[WRITTEN INSTRUCTION] Without omitting anything, return the records precisely as given.

[INPUT MATERIAL]
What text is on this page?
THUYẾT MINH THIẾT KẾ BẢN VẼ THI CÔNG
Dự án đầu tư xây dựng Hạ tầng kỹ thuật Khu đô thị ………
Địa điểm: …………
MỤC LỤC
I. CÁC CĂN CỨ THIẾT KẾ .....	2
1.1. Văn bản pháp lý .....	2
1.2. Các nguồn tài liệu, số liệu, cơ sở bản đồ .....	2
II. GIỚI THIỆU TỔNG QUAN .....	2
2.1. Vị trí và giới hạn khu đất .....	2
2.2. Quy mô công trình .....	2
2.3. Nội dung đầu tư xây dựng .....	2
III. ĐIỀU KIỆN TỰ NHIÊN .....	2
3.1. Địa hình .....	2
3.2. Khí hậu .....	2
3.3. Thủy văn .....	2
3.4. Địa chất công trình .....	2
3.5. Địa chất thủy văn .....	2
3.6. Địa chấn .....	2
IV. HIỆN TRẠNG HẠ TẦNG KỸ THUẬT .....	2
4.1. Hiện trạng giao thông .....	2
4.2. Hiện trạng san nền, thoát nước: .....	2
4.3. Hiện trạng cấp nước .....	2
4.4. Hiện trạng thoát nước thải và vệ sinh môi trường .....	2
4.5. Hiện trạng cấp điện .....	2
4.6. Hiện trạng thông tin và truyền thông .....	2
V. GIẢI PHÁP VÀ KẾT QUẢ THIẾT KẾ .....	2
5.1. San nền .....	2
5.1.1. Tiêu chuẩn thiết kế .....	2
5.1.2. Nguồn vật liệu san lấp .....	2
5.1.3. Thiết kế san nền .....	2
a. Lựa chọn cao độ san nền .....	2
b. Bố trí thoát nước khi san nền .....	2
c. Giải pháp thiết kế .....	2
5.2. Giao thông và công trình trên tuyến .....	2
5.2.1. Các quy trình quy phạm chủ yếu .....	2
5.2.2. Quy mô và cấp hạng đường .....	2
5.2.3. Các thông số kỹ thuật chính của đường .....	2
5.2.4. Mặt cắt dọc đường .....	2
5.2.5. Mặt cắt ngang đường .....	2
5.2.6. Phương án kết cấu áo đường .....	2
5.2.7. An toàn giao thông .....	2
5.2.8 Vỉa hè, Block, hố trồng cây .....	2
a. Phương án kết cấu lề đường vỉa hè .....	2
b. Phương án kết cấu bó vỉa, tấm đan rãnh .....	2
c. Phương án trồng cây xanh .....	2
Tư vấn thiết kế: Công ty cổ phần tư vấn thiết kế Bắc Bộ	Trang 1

[TASK ANSWER]
What text is on this page?
THUYẾT MINH THIẾT KẾ BẢN VẼ THI CÔNG
Dự án đầu tư xây dựng Hạ tầng kỹ thuật Khu đô thị ………
Địa điểm: …………
MỤC LỤC
I. CÁC CĂN CỨ THIẾT KẾ .....	2
1.1. Văn bản pháp lý .....	2
1.2. Các nguồn tài liệu, số liệu, cơ sở bản đồ .....	2
II. GIỚI THIỆU TỔNG QUAN .....	2
2.1. Vị trí và giới hạn khu đất .....	2
2.2. Quy mô công trình .....	2
2.3. Nội dung đầu tư xây dựng .....	2
III. ĐIỀU KIỆN TỰ NHIÊN .....	2
3.1. Địa hình .....	2
3.2. Khí hậu .....	2
3.3. Thủy văn .....	2
3.4. Địa chất công trình .....	2
3.5. Địa chất thủy văn .....	2
3.6. Địa chấn .....	2
IV. HIỆN TRẠNG HẠ TẦNG KỸ THUẬT .....	2
4.1. Hiện trạng giao thông .....	2
4.2. Hiện trạng san nền, thoát nước: .....	2
4.3. Hiện trạng cấp nước .....	2
4.4. Hiện trạng thoát nước thải và vệ sinh môi trường .....	2
4.5. Hiện trạng cấp điện .....	2
4.6. Hiện trạng thông tin và truyền thông .....	2
V. GIẢI PHÁP VÀ KẾT QUẢ THIẾT KẾ .....	2
5.1. San nền .....	2
5.1.1. Tiêu chuẩn thiết kế .....	2
5.1.2. Nguồn vật liệu san lấp .....	2
5.1.3. Thiết kế san nền .....	2
a. Lựa chọn cao độ san nền .....	2
b. Bố trí thoát nước khi san nền .....	2
c. Giải pháp thiết kế .....	2
5.2. Giao thông và công trình trên tuyến .....	2
5.2.1. Các quy trình quy phạm chủ yếu .....	2
5.2.2. Quy mô và cấp hạng đường .....	2
5.2.3. Các thông số kỹ thuật chính của đường .....	2
5.2.4. Mặt cắt dọc đường .....	2
5.2.5. Mặt cắt ngang đường .....	2
5.2.6. Phương án kết cấu áo đường .....	2
5.2.7. An toàn giao thông .....	2
5.2.8 Vỉa hè, Block, hố trồng cây .....	2
a. Phương án kết cấu lề đường vỉa hè .....	2
b. Phương án kết cấu bó vỉa, tấm đan rãnh .....	2
c. Phương án trồng cây xanh .....	2
Tư vấn thiết kế: Công ty cổ phần tư vấn thiết kế Bắc Bộ	Trang 1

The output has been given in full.